# THE TASK
Leave the pictures out and transcribe every record exactly.

Records excerpted from a collection
§

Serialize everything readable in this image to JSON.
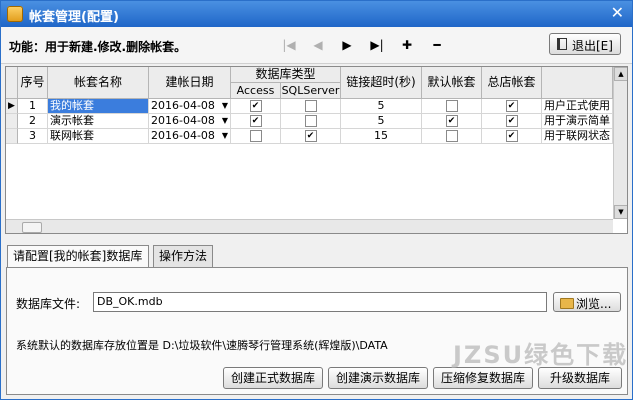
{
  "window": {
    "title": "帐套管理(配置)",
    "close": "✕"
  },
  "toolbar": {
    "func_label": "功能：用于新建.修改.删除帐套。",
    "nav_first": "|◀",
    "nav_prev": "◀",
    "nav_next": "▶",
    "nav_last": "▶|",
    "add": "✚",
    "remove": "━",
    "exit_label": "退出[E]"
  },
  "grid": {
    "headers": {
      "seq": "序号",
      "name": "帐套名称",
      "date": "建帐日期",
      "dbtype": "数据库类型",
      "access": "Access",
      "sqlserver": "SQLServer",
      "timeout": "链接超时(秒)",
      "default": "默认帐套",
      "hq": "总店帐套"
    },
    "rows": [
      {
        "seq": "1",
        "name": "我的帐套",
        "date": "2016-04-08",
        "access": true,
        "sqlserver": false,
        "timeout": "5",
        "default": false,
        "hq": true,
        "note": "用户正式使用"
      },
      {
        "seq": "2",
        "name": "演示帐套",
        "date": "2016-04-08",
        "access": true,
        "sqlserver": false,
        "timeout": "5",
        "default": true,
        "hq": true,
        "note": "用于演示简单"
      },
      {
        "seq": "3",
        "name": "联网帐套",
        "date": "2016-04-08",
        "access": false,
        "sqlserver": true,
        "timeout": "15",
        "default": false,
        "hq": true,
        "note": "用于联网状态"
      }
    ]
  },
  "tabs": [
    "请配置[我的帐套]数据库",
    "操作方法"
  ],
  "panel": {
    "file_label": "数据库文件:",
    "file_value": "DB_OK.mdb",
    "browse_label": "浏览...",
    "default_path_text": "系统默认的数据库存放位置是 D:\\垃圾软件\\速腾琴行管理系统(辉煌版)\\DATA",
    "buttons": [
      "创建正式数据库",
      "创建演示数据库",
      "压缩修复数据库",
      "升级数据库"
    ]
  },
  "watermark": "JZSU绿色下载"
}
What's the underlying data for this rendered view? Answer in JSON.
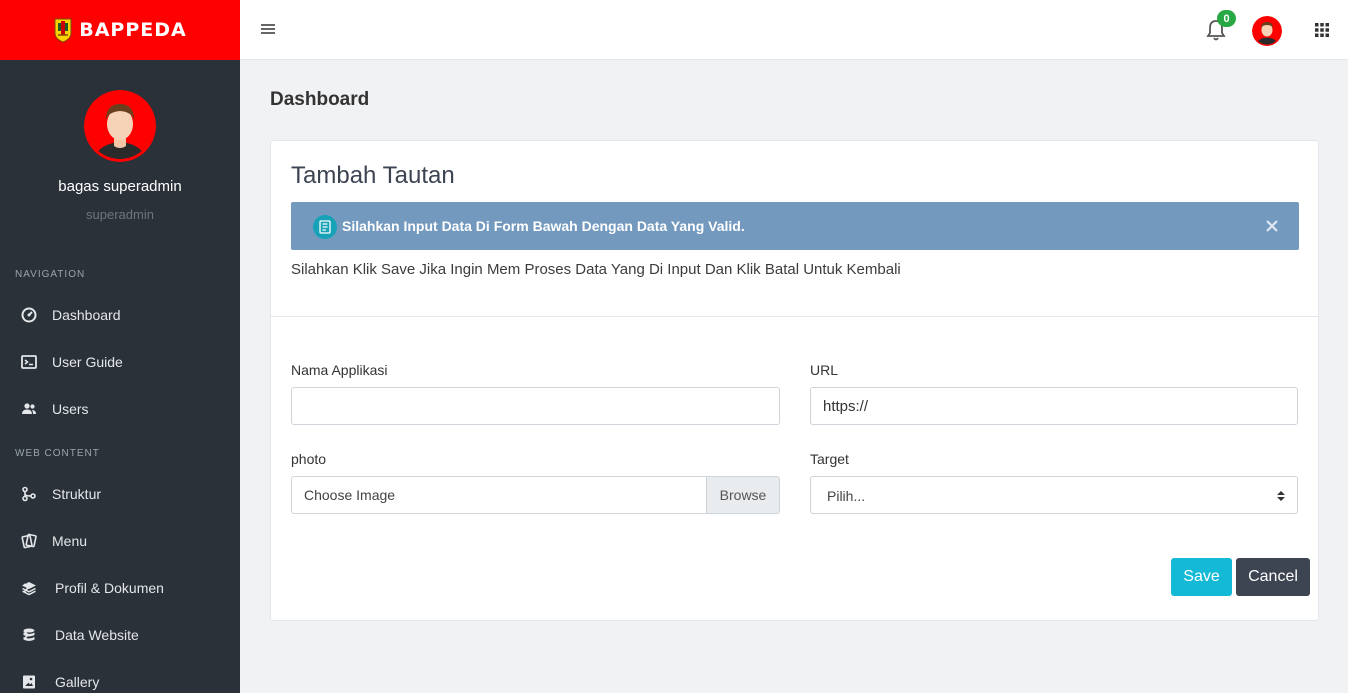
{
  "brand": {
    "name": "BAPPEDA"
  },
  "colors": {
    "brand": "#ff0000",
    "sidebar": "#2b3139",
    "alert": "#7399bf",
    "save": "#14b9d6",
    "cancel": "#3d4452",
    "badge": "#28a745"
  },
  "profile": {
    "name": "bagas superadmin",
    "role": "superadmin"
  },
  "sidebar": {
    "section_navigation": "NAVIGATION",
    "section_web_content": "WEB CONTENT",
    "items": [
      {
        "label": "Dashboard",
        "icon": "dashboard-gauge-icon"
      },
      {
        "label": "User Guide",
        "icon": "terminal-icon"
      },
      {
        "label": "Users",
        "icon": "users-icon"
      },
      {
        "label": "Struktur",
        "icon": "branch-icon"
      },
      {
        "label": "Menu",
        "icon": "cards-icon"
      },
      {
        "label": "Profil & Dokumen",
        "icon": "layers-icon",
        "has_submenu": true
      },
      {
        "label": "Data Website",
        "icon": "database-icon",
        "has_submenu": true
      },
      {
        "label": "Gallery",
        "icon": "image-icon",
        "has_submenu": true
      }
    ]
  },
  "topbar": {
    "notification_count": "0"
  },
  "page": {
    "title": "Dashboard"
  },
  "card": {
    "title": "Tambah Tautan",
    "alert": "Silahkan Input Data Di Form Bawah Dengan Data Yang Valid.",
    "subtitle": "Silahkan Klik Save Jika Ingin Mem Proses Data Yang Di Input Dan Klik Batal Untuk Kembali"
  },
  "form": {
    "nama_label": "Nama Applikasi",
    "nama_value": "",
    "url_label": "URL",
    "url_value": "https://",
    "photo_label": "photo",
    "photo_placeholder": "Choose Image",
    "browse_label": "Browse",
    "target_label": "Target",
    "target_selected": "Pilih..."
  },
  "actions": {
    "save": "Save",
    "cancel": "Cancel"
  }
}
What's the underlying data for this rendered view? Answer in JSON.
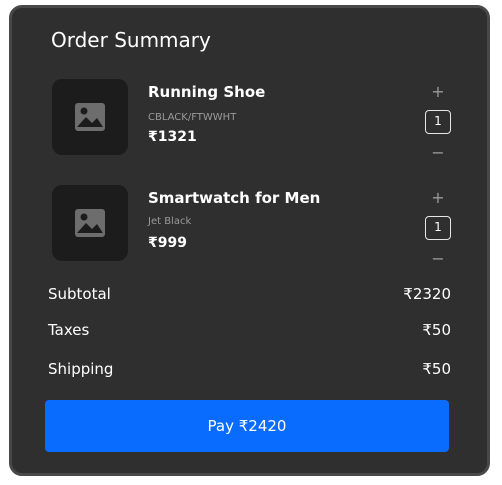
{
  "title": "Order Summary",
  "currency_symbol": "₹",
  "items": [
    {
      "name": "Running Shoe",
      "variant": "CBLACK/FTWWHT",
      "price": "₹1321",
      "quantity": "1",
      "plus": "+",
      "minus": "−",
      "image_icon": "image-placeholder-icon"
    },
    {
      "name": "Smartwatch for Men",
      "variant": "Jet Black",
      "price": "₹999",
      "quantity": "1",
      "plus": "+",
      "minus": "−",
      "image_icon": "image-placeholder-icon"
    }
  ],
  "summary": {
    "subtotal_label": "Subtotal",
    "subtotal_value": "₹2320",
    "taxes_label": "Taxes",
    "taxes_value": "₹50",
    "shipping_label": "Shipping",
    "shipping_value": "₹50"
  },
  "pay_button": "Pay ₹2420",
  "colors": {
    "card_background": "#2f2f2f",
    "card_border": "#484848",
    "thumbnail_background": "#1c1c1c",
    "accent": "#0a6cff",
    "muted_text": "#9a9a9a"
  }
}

§

# OUTPUT FOR THIS TASK
Serialize everything readable in this image to JSON.
{
  "window": {
    "title": "帐套管理(配置)",
    "close": "✕"
  },
  "toolbar": {
    "func_label": "功能：用于新建.修改.删除帐套。",
    "nav_first": "|◀",
    "nav_prev": "◀",
    "nav_next": "▶",
    "nav_last": "▶|",
    "add": "✚",
    "remove": "━",
    "exit_label": "退出[E]"
  },
  "grid": {
    "headers": {
      "seq": "序号",
      "name": "帐套名称",
      "date": "建帐日期",
      "dbtype": "数据库类型",
      "access": "Access",
      "sqlserver": "SQLServer",
      "timeout": "链接超时(秒)",
      "default": "默认帐套",
      "hq": "总店帐套"
    },
    "rows": [
      {
        "seq": "1",
        "name": "我的帐套",
        "date": "2016-04-08",
        "access": true,
        "sqlserver": false,
        "timeout": "5",
        "default": false,
        "hq": true,
        "note": "用户正式使用"
      },
      {
        "seq": "2",
        "name": "演示帐套",
        "date": "2016-04-08",
        "access": true,
        "sqlserver": false,
        "timeout": "5",
        "default": true,
        "hq": true,
        "note": "用于演示简单"
      },
      {
        "seq": "3",
        "name": "联网帐套",
        "date": "2016-04-08",
        "access": false,
        "sqlserver": true,
        "timeout": "15",
        "default": false,
        "hq": true,
        "note": "用于联网状态"
      }
    ]
  },
  "tabs": [
    "请配置[我的帐套]数据库",
    "操作方法"
  ],
  "panel": {
    "file_label": "数据库文件:",
    "file_value": "DB_OK.mdb",
    "browse_label": "浏览...",
    "default_path_text": "系统默认的数据库存放位置是 D:\\垃圾软件\\速腾琴行管理系统(辉煌版)\\DATA",
    "buttons": [
      "创建正式数据库",
      "创建演示数据库",
      "压缩修复数据库",
      "升级数据库"
    ]
  },
  "watermark": "JZSU绿色下载"
}
What's the underlying data for this rendered view? Answer in JSON.
{
  "brand": {
    "name": "BAPPEDA"
  },
  "colors": {
    "brand": "#ff0000",
    "sidebar": "#2b3139",
    "alert": "#7399bf",
    "save": "#14b9d6",
    "cancel": "#3d4452",
    "badge": "#28a745"
  },
  "profile": {
    "name": "bagas superadmin",
    "role": "superadmin"
  },
  "sidebar": {
    "section_navigation": "NAVIGATION",
    "section_web_content": "WEB CONTENT",
    "items": [
      {
        "label": "Dashboard",
        "icon": "dashboard-gauge-icon"
      },
      {
        "label": "User Guide",
        "icon": "terminal-icon"
      },
      {
        "label": "Users",
        "icon": "users-icon"
      },
      {
        "label": "Struktur",
        "icon": "branch-icon"
      },
      {
        "label": "Menu",
        "icon": "cards-icon"
      },
      {
        "label": "Profil & Dokumen",
        "icon": "layers-icon",
        "has_submenu": true
      },
      {
        "label": "Data Website",
        "icon": "database-icon",
        "has_submenu": true
      },
      {
        "label": "Gallery",
        "icon": "image-icon",
        "has_submenu": true
      }
    ]
  },
  "topbar": {
    "notification_count": "0"
  },
  "page": {
    "title": "Dashboard"
  },
  "card": {
    "title": "Tambah Tautan",
    "alert": "Silahkan Input Data Di Form Bawah Dengan Data Yang Valid.",
    "subtitle": "Silahkan Klik Save Jika Ingin Mem Proses Data Yang Di Input Dan Klik Batal Untuk Kembali"
  },
  "form": {
    "nama_label": "Nama Applikasi",
    "nama_value": "",
    "url_label": "URL",
    "url_value": "https://",
    "photo_label": "photo",
    "photo_placeholder": "Choose Image",
    "browse_label": "Browse",
    "target_label": "Target",
    "target_selected": "Pilih..."
  },
  "actions": {
    "save": "Save",
    "cancel": "Cancel"
  }
}
What's the underlying data for this rendered view? Answer in JSON.
{
  "title": "Order Summary",
  "currency_symbol": "₹",
  "items": [
    {
      "name": "Running Shoe",
      "variant": "CBLACK/FTWWHT",
      "price": "₹1321",
      "quantity": "1",
      "plus": "+",
      "minus": "−",
      "image_icon": "image-placeholder-icon"
    },
    {
      "name": "Smartwatch for Men",
      "variant": "Jet Black",
      "price": "₹999",
      "quantity": "1",
      "plus": "+",
      "minus": "−",
      "image_icon": "image-placeholder-icon"
    }
  ],
  "summary": {
    "subtotal_label": "Subtotal",
    "subtotal_value": "₹2320",
    "taxes_label": "Taxes",
    "taxes_value": "₹50",
    "shipping_label": "Shipping",
    "shipping_value": "₹50"
  },
  "pay_button": "Pay ₹2420",
  "colors": {
    "card_background": "#2f2f2f",
    "card_border": "#484848",
    "thumbnail_background": "#1c1c1c",
    "accent": "#0a6cff",
    "muted_text": "#9a9a9a"
  }
}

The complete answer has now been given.